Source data
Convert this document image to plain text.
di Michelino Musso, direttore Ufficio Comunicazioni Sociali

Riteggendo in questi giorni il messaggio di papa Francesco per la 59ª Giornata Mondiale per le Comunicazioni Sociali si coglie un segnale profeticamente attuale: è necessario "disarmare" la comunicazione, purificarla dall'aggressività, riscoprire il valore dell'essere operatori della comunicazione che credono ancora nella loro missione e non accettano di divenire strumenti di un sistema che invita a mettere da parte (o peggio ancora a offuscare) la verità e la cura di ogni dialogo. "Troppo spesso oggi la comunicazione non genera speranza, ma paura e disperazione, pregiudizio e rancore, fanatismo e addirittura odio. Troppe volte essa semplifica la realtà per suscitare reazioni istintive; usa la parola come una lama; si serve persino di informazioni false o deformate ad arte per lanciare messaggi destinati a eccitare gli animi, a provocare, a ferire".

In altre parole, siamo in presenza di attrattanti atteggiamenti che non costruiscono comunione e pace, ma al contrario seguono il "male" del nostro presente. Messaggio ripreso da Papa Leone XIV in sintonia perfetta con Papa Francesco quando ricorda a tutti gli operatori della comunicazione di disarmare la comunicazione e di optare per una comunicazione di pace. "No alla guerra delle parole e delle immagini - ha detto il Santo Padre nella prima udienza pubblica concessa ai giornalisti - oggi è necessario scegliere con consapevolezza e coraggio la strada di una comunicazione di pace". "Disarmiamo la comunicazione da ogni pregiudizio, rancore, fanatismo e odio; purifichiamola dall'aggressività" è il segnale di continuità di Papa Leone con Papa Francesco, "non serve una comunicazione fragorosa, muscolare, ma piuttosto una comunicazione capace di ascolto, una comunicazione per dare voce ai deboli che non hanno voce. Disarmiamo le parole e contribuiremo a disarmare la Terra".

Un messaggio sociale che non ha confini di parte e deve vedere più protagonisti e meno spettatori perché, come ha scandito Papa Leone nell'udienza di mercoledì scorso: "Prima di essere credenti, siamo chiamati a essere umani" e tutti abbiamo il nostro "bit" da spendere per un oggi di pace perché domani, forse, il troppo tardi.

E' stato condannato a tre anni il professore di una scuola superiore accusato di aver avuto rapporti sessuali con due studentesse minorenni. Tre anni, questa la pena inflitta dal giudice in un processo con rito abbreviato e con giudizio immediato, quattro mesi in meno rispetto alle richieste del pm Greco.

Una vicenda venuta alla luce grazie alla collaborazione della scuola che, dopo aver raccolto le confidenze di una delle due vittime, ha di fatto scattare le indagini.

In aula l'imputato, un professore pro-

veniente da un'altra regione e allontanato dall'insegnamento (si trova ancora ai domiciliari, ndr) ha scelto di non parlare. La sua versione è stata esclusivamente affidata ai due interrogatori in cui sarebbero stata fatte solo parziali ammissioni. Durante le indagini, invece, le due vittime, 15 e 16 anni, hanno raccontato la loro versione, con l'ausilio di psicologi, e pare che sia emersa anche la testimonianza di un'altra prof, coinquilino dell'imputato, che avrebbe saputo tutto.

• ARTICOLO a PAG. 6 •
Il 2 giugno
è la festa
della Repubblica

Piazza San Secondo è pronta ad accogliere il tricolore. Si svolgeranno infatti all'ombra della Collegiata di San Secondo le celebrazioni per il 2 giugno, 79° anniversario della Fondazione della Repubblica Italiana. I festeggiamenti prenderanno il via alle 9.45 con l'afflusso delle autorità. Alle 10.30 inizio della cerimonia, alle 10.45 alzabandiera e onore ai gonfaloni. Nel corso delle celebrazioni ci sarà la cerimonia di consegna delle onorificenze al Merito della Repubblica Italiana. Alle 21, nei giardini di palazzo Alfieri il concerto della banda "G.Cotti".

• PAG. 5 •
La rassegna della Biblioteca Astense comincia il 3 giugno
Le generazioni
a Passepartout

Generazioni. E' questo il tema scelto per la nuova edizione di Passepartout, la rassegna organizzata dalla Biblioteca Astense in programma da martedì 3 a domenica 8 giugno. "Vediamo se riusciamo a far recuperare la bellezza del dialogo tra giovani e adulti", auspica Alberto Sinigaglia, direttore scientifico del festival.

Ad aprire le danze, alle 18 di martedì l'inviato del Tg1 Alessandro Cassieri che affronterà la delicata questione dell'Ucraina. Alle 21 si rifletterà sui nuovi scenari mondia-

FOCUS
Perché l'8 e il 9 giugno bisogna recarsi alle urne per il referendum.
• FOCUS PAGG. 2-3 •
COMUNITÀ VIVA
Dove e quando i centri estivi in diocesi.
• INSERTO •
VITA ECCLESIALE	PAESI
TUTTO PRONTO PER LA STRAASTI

■ Goal:
Repeat all of the entries exactly.

■ Result:
Convert this document image to plain text.
di Michelino Musso, direttore Ufficio Comunicazioni Sociali

Riteggendo in questi giorni il messaggio di papa Francesco per la 59ª Giornata Mondiale per le Comunicazioni Sociali si coglie un segnale profeticamente attuale: è necessario "disarmare" la comunicazione, purificarla dall'aggressività, riscoprire il valore dell'essere operatori della comunicazione che credono ancora nella loro missione e non accettano di divenire strumenti di un sistema che invita a mettere da parte (o peggio ancora a offuscare) la verità e la cura di ogni dialogo. "Troppo spesso oggi la comunicazione non genera speranza, ma paura e disperazione, pregiudizio e rancore, fanatismo e addirittura odio. Troppe volte essa semplifica la realtà per suscitare reazioni istintive; usa la parola come una lama; si serve persino di informazioni false o deformate ad arte per lanciare messaggi destinati a eccitare gli animi, a provocare, a ferire".

In altre parole, siamo in presenza di attrattanti atteggiamenti che non costruiscono comunione e pace, ma al contrario seguono il "male" del nostro presente. Messaggio ripreso da Papa Leone XIV in sintonia perfetta con Papa Francesco quando ricorda a tutti gli operatori della comunicazione di disarmare la comunicazione e di optare per una comunicazione di pace. "No alla guerra delle parole e delle immagini - ha detto il Santo Padre nella prima udienza pubblica concessa ai giornalisti - oggi è necessario scegliere con consapevolezza e coraggio la strada di una comunicazione di pace". "Disarmiamo la comunicazione da ogni pregiudizio, rancore, fanatismo e odio; purifichiamola dall'aggressività" è il segnale di continuità di Papa Leone con Papa Francesco, "non serve una comunicazione fragorosa, muscolare, ma piuttosto una comunicazione capace di ascolto, una comunicazione per dare voce ai deboli che non hanno voce. Disarmiamo le parole e contribuiremo a disarmare la Terra".

Un messaggio sociale che non ha confini di parte e deve vedere più protagonisti e meno spettatori perché, come ha scandito Papa Leone nell'udienza di mercoledì scorso: "Prima di essere credenti, siamo chiamati a essere umani" e tutti abbiamo il nostro "bit" da spendere per un oggi di pace perché domani, forse, il troppo tardi.

E' stato condannato a tre anni il professore di una scuola superiore accusato di aver avuto rapporti sessuali con due studentesse minorenni. Tre anni, questa la pena inflitta dal giudice in un processo con rito abbreviato e con giudizio immediato, quattro mesi in meno rispetto alle richieste del pm Greco.

Una vicenda venuta alla luce grazie alla collaborazione della scuola che, dopo aver raccolto le confidenze di una delle due vittime, ha di fatto scattare le indagini.

In aula l'imputato, un professore pro-

veniente da un'altra regione e allontanato dall'insegnamento (si trova ancora ai domiciliari, ndr) ha scelto di non parlare. La sua versione è stata esclusivamente affidata ai due interrogatori in cui sarebbero stata fatte solo parziali ammissioni. Durante le indagini, invece, le due vittime, 15 e 16 anni, hanno raccontato la loro versione, con l'ausilio di psicologi, e pare che sia emersa anche la testimonianza di un'altra prof, coinquilino dell'imputato, che avrebbe saputo tutto.

• ARTICOLO a PAG. 6 •
Il 2 giugno
è la festa
della Repubblica

Piazza San Secondo è pronta ad accogliere il tricolore. Si svolgeranno infatti all'ombra della Collegiata di San Secondo le celebrazioni per il 2 giugno, 79° anniversario della Fondazione della Repubblica Italiana. I festeggiamenti prenderanno il via alle 9.45 con l'afflusso delle autorità. Alle 10.30 inizio della cerimonia, alle 10.45 alzabandiera e onore ai gonfaloni. Nel corso delle celebrazioni ci sarà la cerimonia di consegna delle onorificenze al Merito della Repubblica Italiana. Alle 21, nei giardini di palazzo Alfieri il concerto della banda "G.Cotti".

• PAG. 5 •
La rassegna della Biblioteca Astense comincia il 3 giugno
Le generazioni
a Passepartout

Generazioni. E' questo il tema scelto per la nuova edizione di Passepartout, la rassegna organizzata dalla Biblioteca Astense in programma da martedì 3 a domenica 8 giugno. "Vediamo se riusciamo a far recuperare la bellezza del dialogo tra giovani e adulti", auspica Alberto Sinigaglia, direttore scientifico del festival.

Ad aprire le danze, alle 18 di martedì l'inviato del Tg1 Alessandro Cassieri che affronterà la delicata questione dell'Ucraina. Alle 21 si rifletterà sui nuovi scenari mondia-

FOCUS
Perché l'8 e il 9 giugno bisogna recarsi alle urne per il referendum.
• FOCUS PAGG. 2-3 •
COMUNITÀ VIVA
Dove e quando i centri estivi in diocesi.
• INSERTO •
VITA ECCLESIALE	PAESI
TUTTO PRONTO PER LA STRAASTI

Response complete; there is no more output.